REQUIREMENTS: All of the material below is to be restated word for word, apart from the pictures.

Stored records:
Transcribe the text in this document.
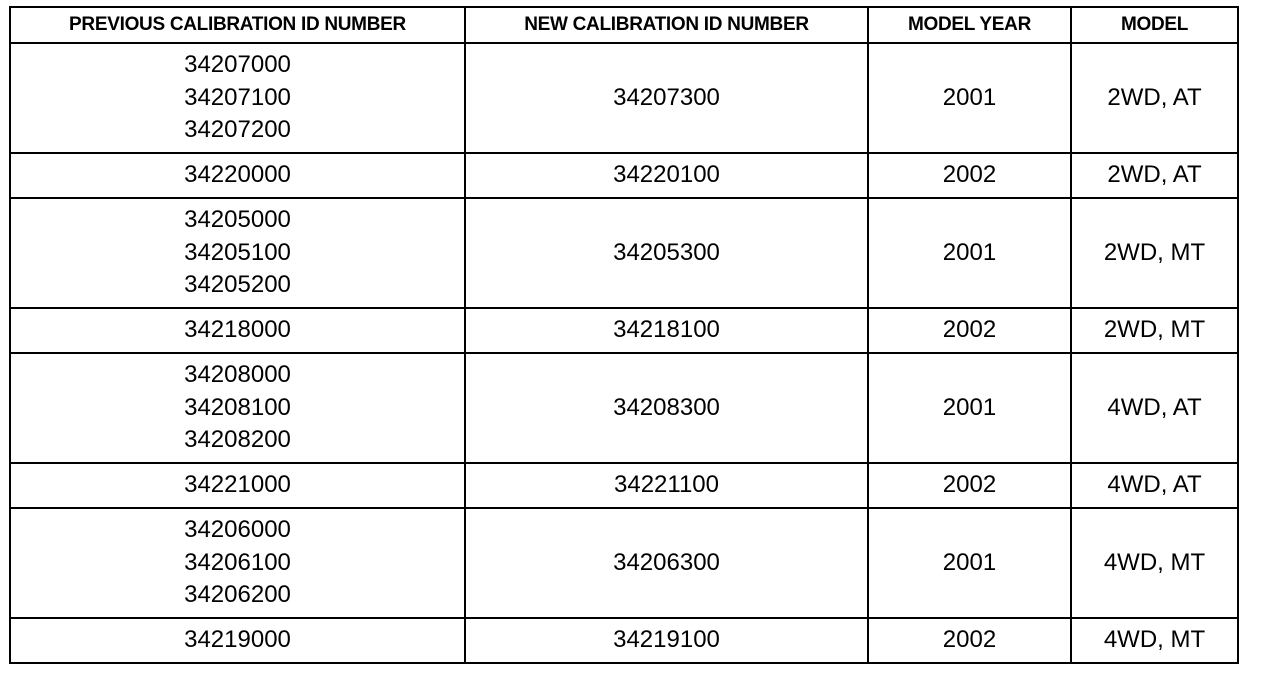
PREVIOUS CALIBRATION ID NUMBER	NEW CALIBRATION ID NUMBER	MODEL YEAR	MODEL

34207000
34207100
34207200	34207300	2001	2WD, AT

34220000	34220100	2002	2WD, AT

34205000
34205100
34205200	34205300	2001	2WD, MT

34218000	34218100	2002	2WD, MT

34208000
34208100
34208200	34208300	2001	4WD, AT

34221000	34221100	2002	4WD, AT

34206000
34206100
34206200	34206300	2001	4WD, MT

34219000	34219100	2002	4WD, MT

COMPLETE OUTPUT:
Transcribe the text in this document.
PREVIOUS CALIBRATION ID NUMBER	NEW CALIBRATION ID NUMBER	MODEL YEAR	MODEL

34207000
34207100
34207200	34207300	2001	2WD, AT

34220000	34220100	2002	2WD, AT

34205000
34205100
34205200	34205300	2001	2WD, MT

34218000	34218100	2002	2WD, MT

34208000
34208100
34208200	34208300	2001	4WD, AT

34221000	34221100	2002	4WD, AT

34206000
34206100
34206200	34206300	2001	4WD, MT

34219000	34219100	2002	4WD, MT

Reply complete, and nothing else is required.